>>>>

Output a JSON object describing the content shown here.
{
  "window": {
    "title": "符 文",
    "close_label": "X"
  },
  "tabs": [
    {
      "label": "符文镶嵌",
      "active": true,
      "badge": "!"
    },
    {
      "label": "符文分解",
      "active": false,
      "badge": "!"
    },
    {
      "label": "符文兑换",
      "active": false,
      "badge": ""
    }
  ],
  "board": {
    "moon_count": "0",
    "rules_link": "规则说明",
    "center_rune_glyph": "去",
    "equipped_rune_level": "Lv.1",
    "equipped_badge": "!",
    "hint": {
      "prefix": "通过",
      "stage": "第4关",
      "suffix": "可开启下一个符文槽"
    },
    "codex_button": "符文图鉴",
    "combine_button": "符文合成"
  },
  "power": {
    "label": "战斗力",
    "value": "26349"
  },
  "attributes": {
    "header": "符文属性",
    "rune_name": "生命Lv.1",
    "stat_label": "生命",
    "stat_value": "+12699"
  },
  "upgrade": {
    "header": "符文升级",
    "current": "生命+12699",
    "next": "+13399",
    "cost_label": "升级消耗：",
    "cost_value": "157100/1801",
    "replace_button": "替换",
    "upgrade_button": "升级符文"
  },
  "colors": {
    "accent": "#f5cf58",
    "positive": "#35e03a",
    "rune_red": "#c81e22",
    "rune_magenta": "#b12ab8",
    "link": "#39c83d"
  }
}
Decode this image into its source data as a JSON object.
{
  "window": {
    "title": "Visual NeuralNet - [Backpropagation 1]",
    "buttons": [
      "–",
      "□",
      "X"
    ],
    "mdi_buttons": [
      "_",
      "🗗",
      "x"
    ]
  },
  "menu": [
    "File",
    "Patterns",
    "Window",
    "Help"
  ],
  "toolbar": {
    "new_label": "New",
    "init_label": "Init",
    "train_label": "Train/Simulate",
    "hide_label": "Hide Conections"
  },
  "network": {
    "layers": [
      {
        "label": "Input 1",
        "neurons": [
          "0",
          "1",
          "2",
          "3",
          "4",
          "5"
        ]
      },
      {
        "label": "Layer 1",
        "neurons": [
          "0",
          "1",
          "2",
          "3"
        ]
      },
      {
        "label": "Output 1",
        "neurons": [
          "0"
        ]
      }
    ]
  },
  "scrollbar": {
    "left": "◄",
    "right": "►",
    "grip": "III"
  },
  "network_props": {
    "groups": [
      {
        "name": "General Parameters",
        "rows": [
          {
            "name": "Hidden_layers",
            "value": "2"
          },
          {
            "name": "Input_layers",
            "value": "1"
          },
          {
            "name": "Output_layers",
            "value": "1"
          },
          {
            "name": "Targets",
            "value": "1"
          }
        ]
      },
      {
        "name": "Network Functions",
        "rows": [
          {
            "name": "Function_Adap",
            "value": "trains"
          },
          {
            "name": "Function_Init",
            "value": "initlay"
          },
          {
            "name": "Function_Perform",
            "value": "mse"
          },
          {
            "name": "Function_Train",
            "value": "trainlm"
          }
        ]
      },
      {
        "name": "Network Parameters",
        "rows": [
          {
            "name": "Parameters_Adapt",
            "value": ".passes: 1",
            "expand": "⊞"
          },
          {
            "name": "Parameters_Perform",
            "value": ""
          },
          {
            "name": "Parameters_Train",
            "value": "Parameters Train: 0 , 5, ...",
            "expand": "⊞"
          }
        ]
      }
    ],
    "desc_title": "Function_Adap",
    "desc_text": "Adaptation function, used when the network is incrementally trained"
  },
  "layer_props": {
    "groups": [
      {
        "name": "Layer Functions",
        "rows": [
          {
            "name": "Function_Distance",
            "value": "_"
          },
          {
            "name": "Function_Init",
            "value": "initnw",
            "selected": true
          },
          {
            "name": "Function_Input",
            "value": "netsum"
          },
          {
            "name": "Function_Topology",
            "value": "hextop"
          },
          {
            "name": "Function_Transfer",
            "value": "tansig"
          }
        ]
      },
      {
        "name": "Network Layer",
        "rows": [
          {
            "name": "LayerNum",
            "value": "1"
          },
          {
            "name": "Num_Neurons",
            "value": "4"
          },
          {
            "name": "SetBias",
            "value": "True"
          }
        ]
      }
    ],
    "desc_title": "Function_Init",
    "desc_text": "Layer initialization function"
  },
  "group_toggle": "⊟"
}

<<<<

### What you should do
Looking at the material above, count the lines containing the string "object" and reply with the count alone.

### Full response
2